Problem to solve = Write out all of the entries exactly, please.

(Excerpt from a dataset)
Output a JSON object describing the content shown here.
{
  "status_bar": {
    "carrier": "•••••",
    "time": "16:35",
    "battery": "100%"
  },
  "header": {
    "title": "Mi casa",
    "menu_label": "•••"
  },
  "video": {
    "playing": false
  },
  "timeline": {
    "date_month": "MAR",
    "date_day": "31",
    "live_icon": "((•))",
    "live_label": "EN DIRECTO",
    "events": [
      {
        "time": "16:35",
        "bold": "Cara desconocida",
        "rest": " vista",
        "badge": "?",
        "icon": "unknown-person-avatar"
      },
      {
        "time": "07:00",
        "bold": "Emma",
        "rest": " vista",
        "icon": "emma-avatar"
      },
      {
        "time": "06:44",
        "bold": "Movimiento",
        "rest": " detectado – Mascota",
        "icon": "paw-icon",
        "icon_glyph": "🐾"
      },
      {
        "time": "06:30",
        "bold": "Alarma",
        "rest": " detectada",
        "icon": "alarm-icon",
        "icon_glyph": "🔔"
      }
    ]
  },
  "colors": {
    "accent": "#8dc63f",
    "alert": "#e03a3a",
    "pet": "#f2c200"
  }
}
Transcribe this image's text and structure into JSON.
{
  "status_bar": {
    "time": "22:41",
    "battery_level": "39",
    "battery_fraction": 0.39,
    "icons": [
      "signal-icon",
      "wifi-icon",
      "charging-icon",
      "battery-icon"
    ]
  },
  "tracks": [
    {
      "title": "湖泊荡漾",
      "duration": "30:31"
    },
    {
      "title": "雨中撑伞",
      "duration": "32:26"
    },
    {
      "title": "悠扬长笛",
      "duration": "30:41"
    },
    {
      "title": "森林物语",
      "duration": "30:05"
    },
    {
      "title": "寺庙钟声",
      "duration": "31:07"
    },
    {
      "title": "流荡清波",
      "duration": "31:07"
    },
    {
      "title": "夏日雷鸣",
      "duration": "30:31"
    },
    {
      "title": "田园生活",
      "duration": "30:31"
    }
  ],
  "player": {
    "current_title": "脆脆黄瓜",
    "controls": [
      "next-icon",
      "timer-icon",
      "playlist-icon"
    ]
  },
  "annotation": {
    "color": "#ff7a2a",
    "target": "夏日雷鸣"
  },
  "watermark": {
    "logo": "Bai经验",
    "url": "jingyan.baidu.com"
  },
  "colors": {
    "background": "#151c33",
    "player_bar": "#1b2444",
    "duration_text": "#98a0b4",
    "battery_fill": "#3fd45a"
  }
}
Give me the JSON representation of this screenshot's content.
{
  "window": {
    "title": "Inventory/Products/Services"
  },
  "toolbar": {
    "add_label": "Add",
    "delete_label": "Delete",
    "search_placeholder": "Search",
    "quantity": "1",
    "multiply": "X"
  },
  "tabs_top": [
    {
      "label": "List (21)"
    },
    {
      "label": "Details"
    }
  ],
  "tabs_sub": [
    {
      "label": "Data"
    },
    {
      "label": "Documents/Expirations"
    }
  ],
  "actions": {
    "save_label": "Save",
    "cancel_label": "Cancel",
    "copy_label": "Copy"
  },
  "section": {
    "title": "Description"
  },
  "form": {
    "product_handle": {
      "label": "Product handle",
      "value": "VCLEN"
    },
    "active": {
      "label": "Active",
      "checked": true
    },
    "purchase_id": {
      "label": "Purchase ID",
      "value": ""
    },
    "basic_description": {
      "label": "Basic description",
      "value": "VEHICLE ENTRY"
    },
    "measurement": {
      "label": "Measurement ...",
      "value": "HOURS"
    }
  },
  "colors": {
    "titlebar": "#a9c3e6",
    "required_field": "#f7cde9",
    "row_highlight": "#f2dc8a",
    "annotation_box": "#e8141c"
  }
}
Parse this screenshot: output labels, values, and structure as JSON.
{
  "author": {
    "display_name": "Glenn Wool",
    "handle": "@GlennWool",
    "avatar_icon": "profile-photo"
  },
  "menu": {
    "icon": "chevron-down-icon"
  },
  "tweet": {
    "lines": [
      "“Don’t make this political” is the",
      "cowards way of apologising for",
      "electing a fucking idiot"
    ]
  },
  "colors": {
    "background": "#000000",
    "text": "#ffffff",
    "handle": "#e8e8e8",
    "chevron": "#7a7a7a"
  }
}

Result =
Output a JSON object describing the content shown here.
{
  "status_bar": {
    "carrier": "•••••",
    "time": "16:35",
    "battery": "100%"
  },
  "header": {
    "title": "Mi casa",
    "menu_label": "•••"
  },
  "video": {
    "playing": false
  },
  "timeline": {
    "date_month": "MAR",
    "date_day": "31",
    "live_icon": "((•))",
    "live_label": "EN DIRECTO",
    "events": [
      {
        "time": "16:35",
        "bold": "Cara desconocida",
        "rest": " vista",
        "badge": "?",
        "icon": "unknown-person-avatar"
      },
      {
        "time": "07:00",
        "bold": "Emma",
        "rest": " vista",
        "icon": "emma-avatar"
      },
      {
        "time": "06:44",
        "bold": "Movimiento",
        "rest": " detectado – Mascota",
        "icon": "paw-icon",
        "icon_glyph": "🐾"
      },
      {
        "time": "06:30",
        "bold": "Alarma",
        "rest": " detectada",
        "icon": "alarm-icon",
        "icon_glyph": "🔔"
      }
    ]
  },
  "colors": {
    "accent": "#8dc63f",
    "alert": "#e03a3a",
    "pet": "#f2c200"
  }
}
Transcribe this image's text and structure into JSON.
{
  "status_bar": {
    "time": "22:41",
    "battery_level": "39",
    "battery_fraction": 0.39,
    "icons": [
      "signal-icon",
      "wifi-icon",
      "charging-icon",
      "battery-icon"
    ]
  },
  "tracks": [
    {
      "title": "湖泊荡漾",
      "duration": "30:31"
    },
    {
      "title": "雨中撑伞",
      "duration": "32:26"
    },
    {
      "title": "悠扬长笛",
      "duration": "30:41"
    },
    {
      "title": "森林物语",
      "duration": "30:05"
    },
    {
      "title": "寺庙钟声",
      "duration": "31:07"
    },
    {
      "title": "流荡清波",
      "duration": "31:07"
    },
    {
      "title": "夏日雷鸣",
      "duration": "30:31"
    },
    {
      "title": "田园生活",
      "duration": "30:31"
    }
  ],
  "player": {
    "current_title": "脆脆黄瓜",
    "controls": [
      "next-icon",
      "timer-icon",
      "playlist-icon"
    ]
  },
  "annotation": {
    "color": "#ff7a2a",
    "target": "夏日雷鸣"
  },
  "watermark": {
    "logo": "Bai经验",
    "url": "jingyan.baidu.com"
  },
  "colors": {
    "background": "#151c33",
    "player_bar": "#1b2444",
    "duration_text": "#98a0b4",
    "battery_fill": "#3fd45a"
  }
}
Give me the JSON representation of this screenshot's content.
{
  "window": {
    "title": "Inventory/Products/Services"
  },
  "toolbar": {
    "add_label": "Add",
    "delete_label": "Delete",
    "search_placeholder": "Search",
    "quantity": "1",
    "multiply": "X"
  },
  "tabs_top": [
    {
      "label": "List (21)"
    },
    {
      "label": "Details"
    }
  ],
  "tabs_sub": [
    {
      "label": "Data"
    },
    {
      "label": "Documents/Expirations"
    }
  ],
  "actions": {
    "save_label": "Save",
    "cancel_label": "Cancel",
    "copy_label": "Copy"
  },
  "section": {
    "title": "Description"
  },
  "form": {
    "product_handle": {
      "label": "Product handle",
      "value": "VCLEN"
    },
    "active": {
      "label": "Active",
      "checked": true
    },
    "purchase_id": {
      "label": "Purchase ID",
      "value": ""
    },
    "basic_description": {
      "label": "Basic description",
      "value": "VEHICLE ENTRY"
    },
    "measurement": {
      "label": "Measurement ...",
      "value": "HOURS"
    }
  },
  "colors": {
    "titlebar": "#a9c3e6",
    "required_field": "#f7cde9",
    "row_highlight": "#f2dc8a",
    "annotation_box": "#e8141c"
  }
}
Parse this screenshot: output labels, values, and structure as JSON.
{
  "author": {
    "display_name": "Glenn Wool",
    "handle": "@GlennWool",
    "avatar_icon": "profile-photo"
  },
  "menu": {
    "icon": "chevron-down-icon"
  },
  "tweet": {
    "lines": [
      "“Don’t make this political” is the",
      "cowards way of apologising for",
      "electing a fucking idiot"
    ]
  },
  "colors": {
    "background": "#000000",
    "text": "#ffffff",
    "handle": "#e8e8e8",
    "chevron": "#7a7a7a"
  }
}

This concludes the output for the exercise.